_Exercise details_
Write what comes next in the CapraISIS documentation excerpt, starting right after its last line.

_Document passage_
§
Usage: Subject to DataCite Data File Use Policy.

Custom Record Extractors

Define your own extractor for non-DataCite formats:

from capraisis import IndexBuilder

def my_extractor(rec: dict):
    """Extract fields from your JSON format."""
    return (
        rec.get('identifier'),      # id
        rec.get('name'),            # title
        rec.get('abstract', ''),    # content
        str(rec.get('year', '')),   # year
        rec.get('source', '')       # prefix
    )

builder = IndexBuilder("my_index.db")
builder.add_jsonl_files("my_data/*.jsonl", extractor=my_extractor)

FTS5 Query Syntax

CapraISIS supports the full SQLite FTS5 query syntax:

Query Meaning
quantum mechanics Both terms (implicit AND)
quantum OR mechanics Either term
quantum NOT classical Exclude term
"quantum mechanics" Exact phrase
quant* Prefix match
title:quantum Field-specific
NEAR(quantum mechanics, 5) Within 5 tokens

Performance

Benchmarks on 70M DataCite records (15GB index):

Query Results Time
polysemanticity 847 12ms
neural network 2.3M 45ms
climate change 890K 38ms

Target: <100ms per query

Scaling Proof: O(log k) Complexity

Search time remains nearly constant as corpus size increases 500×:

Records Avg Search (ms) Build (s)
§
_Study material_
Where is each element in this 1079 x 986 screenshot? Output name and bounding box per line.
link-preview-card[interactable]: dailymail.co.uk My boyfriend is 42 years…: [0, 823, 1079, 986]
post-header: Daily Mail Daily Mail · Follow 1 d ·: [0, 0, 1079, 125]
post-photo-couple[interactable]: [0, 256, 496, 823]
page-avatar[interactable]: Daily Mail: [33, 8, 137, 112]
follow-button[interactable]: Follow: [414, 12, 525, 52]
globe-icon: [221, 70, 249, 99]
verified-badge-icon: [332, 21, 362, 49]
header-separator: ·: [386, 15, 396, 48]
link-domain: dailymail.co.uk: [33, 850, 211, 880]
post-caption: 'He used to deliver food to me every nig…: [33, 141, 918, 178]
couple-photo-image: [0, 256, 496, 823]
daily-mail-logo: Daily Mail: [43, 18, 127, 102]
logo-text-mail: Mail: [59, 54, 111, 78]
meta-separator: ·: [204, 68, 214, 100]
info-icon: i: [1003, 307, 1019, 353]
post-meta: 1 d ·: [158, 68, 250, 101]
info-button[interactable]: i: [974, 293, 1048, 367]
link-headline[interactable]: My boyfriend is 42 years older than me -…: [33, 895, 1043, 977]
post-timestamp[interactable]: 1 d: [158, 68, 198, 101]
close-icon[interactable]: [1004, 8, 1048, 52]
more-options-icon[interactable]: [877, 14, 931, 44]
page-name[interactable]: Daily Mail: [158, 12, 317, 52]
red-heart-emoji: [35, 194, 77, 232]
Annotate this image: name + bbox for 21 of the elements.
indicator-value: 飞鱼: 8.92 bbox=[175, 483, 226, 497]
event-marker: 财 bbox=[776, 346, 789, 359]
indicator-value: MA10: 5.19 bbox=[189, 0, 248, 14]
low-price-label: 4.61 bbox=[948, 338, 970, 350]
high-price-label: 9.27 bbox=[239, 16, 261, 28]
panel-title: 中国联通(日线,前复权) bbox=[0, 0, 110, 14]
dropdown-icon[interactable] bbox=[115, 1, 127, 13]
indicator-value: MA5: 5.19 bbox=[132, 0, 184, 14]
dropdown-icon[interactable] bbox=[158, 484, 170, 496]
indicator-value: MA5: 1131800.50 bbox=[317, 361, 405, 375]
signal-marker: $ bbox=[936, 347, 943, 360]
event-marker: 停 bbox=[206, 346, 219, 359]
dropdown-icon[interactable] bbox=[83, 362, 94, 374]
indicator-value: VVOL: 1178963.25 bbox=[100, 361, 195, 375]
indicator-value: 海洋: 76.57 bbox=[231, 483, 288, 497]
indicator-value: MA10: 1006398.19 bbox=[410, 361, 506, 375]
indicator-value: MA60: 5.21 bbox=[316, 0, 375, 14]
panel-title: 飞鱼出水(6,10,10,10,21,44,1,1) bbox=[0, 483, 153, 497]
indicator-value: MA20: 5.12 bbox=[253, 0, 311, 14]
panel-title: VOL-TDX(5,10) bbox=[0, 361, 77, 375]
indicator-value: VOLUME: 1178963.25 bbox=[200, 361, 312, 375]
§
_Result_
1,000 0.39 0.0
10,000 0.36 0.1
100,000 0.29 0.7
500,000 0.26 3.8

This demonstrates O(log k) retrieval — the defining characteristic of inverted file indexing. Extrapolated to 70M records: ~0.4ms per search.

Architecture

CapraISIS implements CDS/ISIS principles using modern tools:

CDS/ISIS (1985) CapraISIS (2026)
Master File (.MST) SQLite database
Inverted File (.IFX) FTS5 virtual table
Cross-Reference (.XRF) B-tree index
ISIS Pascal Python + sqlite3

The fundamental insight: FTS5 IS an inverted file index with B-tree organization. We're not emulating CDS/ISIS — we're using its spiritual successor.

History

CDS/ISIS was developed by UNESCO in 1985 as a text database system for libraries and documentation centres. It introduced several innovations:

  • Inverted file indexing: O(log k) term lookup
  • Variable-length fields: No fixed schema
  • Boolean retrieval: AND, OR, NOT operators
  • Repeatable fields: Multiple authors, subjects

These principles remain the foundation of modern search engines. CapraISIS honours this heritage while providing a modern, portable implementation.

Why Not Other Libraries?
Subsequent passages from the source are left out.